§ SET PROBLEM
Copy every entry precisely.

_ _ _

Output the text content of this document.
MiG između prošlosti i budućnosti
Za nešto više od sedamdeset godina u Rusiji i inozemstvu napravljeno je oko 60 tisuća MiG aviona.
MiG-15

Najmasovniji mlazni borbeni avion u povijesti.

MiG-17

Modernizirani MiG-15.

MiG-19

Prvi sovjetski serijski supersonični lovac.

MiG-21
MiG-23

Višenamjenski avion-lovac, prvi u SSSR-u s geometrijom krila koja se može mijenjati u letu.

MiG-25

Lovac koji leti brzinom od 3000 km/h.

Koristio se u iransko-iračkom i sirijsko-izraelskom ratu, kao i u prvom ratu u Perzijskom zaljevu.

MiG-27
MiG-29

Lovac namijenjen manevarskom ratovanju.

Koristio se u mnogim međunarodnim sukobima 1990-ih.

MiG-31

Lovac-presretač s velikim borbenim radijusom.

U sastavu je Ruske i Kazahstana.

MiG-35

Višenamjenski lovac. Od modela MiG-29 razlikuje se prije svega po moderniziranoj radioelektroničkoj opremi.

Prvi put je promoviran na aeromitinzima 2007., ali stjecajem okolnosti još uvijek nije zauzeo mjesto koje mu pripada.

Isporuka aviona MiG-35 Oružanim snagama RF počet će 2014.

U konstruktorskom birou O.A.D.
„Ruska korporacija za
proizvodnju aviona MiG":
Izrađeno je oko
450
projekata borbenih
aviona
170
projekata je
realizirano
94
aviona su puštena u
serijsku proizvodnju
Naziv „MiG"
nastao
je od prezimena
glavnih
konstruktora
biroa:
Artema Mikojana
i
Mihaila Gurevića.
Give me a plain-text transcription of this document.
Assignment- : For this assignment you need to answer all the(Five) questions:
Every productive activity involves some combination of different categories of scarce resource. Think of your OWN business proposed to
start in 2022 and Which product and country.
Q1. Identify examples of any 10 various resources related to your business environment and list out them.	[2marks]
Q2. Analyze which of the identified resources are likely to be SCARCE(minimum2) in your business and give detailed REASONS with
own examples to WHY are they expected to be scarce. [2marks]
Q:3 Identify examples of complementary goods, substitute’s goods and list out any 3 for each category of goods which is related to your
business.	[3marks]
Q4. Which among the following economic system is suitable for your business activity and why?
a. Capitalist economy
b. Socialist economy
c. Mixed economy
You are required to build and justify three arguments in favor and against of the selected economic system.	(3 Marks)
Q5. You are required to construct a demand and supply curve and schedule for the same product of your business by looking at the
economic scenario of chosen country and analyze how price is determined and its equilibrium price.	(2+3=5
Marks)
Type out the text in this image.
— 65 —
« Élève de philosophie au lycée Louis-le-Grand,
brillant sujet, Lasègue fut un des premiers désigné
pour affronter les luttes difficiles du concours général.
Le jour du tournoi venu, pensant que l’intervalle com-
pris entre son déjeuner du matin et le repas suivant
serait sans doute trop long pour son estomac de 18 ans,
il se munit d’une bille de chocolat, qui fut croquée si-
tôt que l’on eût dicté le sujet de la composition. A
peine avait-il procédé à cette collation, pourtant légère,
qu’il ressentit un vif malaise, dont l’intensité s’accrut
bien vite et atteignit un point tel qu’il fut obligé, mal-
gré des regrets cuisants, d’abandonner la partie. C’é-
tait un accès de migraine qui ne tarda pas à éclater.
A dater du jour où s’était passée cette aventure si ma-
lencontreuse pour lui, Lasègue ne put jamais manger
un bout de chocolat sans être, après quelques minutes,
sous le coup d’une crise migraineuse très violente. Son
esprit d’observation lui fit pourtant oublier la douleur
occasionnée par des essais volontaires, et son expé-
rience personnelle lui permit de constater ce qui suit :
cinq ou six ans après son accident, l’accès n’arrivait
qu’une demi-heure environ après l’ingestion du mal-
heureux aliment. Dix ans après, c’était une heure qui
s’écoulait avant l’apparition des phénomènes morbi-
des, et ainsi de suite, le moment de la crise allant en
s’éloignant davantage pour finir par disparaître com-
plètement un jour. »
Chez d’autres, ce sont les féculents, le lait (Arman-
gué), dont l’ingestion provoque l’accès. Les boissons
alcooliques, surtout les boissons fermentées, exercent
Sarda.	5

_ _ _

§ REPLY TO THE TASK
Output the text content of this document.
MiG između prošlosti i budućnosti
Za nešto više od sedamdeset godina u Rusiji i inozemstvu napravljeno je oko 60 tisuća MiG aviona.
MiG-15

Najmasovniji mlazni borbeni avion u povijesti.

MiG-17

Modernizirani MiG-15.

MiG-19

Prvi sovjetski serijski supersonični lovac.

MiG-21
MiG-23

Višenamjenski avion-lovac, prvi u SSSR-u s geometrijom krila koja se može mijenjati u letu.

MiG-25

Lovac koji leti brzinom od 3000 km/h.

Koristio se u iransko-iračkom i sirijsko-izraelskom ratu, kao i u prvom ratu u Perzijskom zaljevu.

MiG-27
MiG-29

Lovac namijenjen manevarskom ratovanju.

Koristio se u mnogim međunarodnim sukobima 1990-ih.

MiG-31

Lovac-presretač s velikim borbenim radijusom.

U sastavu je Ruske i Kazahstana.

MiG-35

Višenamjenski lovac. Od modela MiG-29 razlikuje se prije svega po moderniziranoj radioelektroničkoj opremi.

Prvi put je promoviran na aeromitinzima 2007., ali stjecajem okolnosti još uvijek nije zauzeo mjesto koje mu pripada.

Isporuka aviona MiG-35 Oružanim snagama RF počet će 2014.

U konstruktorskom birou O.A.D.
„Ruska korporacija za
proizvodnju aviona MiG":
Izrađeno je oko
450
projekata borbenih
aviona
170
projekata je
realizirano
94
aviona su puštena u
serijsku proizvodnju
Naziv „MiG"
nastao
je od prezimena
glavnih
konstruktora
biroa:
Artema Mikojana
i
Mihaila Gurevića.
Give me a plain-text transcription of this document.
Assignment- : For this assignment you need to answer all the(Five) questions:
Every productive activity involves some combination of different categories of scarce resource. Think of your OWN business proposed to
start in 2022 and Which product and country.
Q1. Identify examples of any 10 various resources related to your business environment and list out them.	[2marks]
Q2. Analyze which of the identified resources are likely to be SCARCE(minimum2) in your business and give detailed REASONS with
own examples to WHY are they expected to be scarce. [2marks]
Q:3 Identify examples of complementary goods, substitute’s goods and list out any 3 for each category of goods which is related to your
business.	[3marks]
Q4. Which among the following economic system is suitable for your business activity and why?
a. Capitalist economy
b. Socialist economy
c. Mixed economy
You are required to build and justify three arguments in favor and against of the selected economic system.	(3 Marks)
Q5. You are required to construct a demand and supply curve and schedule for the same product of your business by looking at the
economic scenario of chosen country and analyze how price is determined and its equilibrium price.	(2+3=5
Marks)
Type out the text in this image.
— 65 —
« Élève de philosophie au lycée Louis-le-Grand,
brillant sujet, Lasègue fut un des premiers désigné
pour affronter les luttes difficiles du concours général.
Le jour du tournoi venu, pensant que l’intervalle com-
pris entre son déjeuner du matin et le repas suivant
serait sans doute trop long pour son estomac de 18 ans,
il se munit d’une bille de chocolat, qui fut croquée si-
tôt que l’on eût dicté le sujet de la composition. A
peine avait-il procédé à cette collation, pourtant légère,
qu’il ressentit un vif malaise, dont l’intensité s’accrut
bien vite et atteignit un point tel qu’il fut obligé, mal-
gré des regrets cuisants, d’abandonner la partie. C’é-
tait un accès de migraine qui ne tarda pas à éclater.
A dater du jour où s’était passée cette aventure si ma-
lencontreuse pour lui, Lasègue ne put jamais manger
un bout de chocolat sans être, après quelques minutes,
sous le coup d’une crise migraineuse très violente. Son
esprit d’observation lui fit pourtant oublier la douleur
occasionnée par des essais volontaires, et son expé-
rience personnelle lui permit de constater ce qui suit :
cinq ou six ans après son accident, l’accès n’arrivait
qu’une demi-heure environ après l’ingestion du mal-
heureux aliment. Dix ans après, c’était une heure qui
s’écoulait avant l’apparition des phénomènes morbi-
des, et ainsi de suite, le moment de la crise allant en
s’éloignant davantage pour finir par disparaître com-
plètement un jour. »
Chez d’autres, ce sont les féculents, le lait (Arman-
gué), dont l’ingestion provoque l’accès. Les boissons
alcooliques, surtout les boissons fermentées, exercent
Sarda.	5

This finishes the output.